*Goals*:
(A) In the Irish music post, rewrite the passage between "Whatever aspect of" and "in Irish music.", inclusive, changing "jigs" to "reels".
(B) Answer these questions from the Irish music post:
(i) On what date does the post place Saint Patrick's day?
(ii) Who is the "we" in the post, as it names itself?
(iii) What kind of songs does the post call slam-your-mug-on-the-table songs?

*Excerpt to read*:
** Start **

Tuesday, March 14, 2023

Ireland's music: 6 ways to discover ideas and stories you may not have heard

Ireland is a rather small country, as countries go.

As the time in spring around Saint Patrick’s day on 17 March reminds, though, through the creativity and courage of its sons and daughters Ireland has had and continues to have impact across the world.

At Music Road, we’ve been mainly concerned with how that happens through music.

Whatever aspect of Ireland you celebrate, and however you may be doing that, music goes along.

I encourage you to take this Patrick season to explore the music of Ireland beyond what’s often shared this time of year.

Slam-your-mug-on-the-table droning songs have their place, as do cry in your cup of tea sentimental pieces, fast flying jigs to which to dance, and light as air new age tinged music.

They all, in deed have their places in Irish music.

There is more to the music of Ireland, and the creativity of Irish musicians, though. There wisdom of an Ireland that is both ancient and new.

** End **

*Information supplied*:
** Start **

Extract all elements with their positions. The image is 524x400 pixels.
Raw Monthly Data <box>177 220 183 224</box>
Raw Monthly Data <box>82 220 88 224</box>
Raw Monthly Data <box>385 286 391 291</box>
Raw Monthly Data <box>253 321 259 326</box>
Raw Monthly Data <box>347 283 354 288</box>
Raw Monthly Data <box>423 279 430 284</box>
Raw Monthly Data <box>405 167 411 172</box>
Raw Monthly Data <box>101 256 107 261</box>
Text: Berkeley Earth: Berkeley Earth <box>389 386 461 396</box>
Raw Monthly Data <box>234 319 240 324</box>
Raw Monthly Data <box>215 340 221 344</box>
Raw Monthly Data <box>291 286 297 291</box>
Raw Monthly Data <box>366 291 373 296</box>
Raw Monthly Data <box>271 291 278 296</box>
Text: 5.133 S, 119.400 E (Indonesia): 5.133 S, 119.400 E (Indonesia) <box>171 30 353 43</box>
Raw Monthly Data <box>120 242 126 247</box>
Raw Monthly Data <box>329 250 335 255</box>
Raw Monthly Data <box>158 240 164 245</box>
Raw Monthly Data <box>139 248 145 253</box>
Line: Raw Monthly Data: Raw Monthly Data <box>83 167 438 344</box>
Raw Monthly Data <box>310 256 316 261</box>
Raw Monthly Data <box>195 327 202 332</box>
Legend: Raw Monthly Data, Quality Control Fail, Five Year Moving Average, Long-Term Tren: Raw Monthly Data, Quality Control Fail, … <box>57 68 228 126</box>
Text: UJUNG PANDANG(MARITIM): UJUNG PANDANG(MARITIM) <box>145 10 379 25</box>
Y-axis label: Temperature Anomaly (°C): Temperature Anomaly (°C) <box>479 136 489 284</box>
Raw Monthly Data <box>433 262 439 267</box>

** End **

*Solutions to the exercise*:
(A)
Whatever aspect of Ireland you celebrate, and however you may be doing that, music goes along.

I encourage you to take this Patrick season to explore the music of Ireland beyond what’s often shared this time of year.

Slam-your-mug-on-the-table droning songs have their place, as do cry in your cup of tea sentimental pieces, fast flying reels to which to dance, and light as air new age tinged music.

They all, in deed have their places in Irish music.

(B)
(i) 17 March
(ii) Music Road
(iii) Droning songs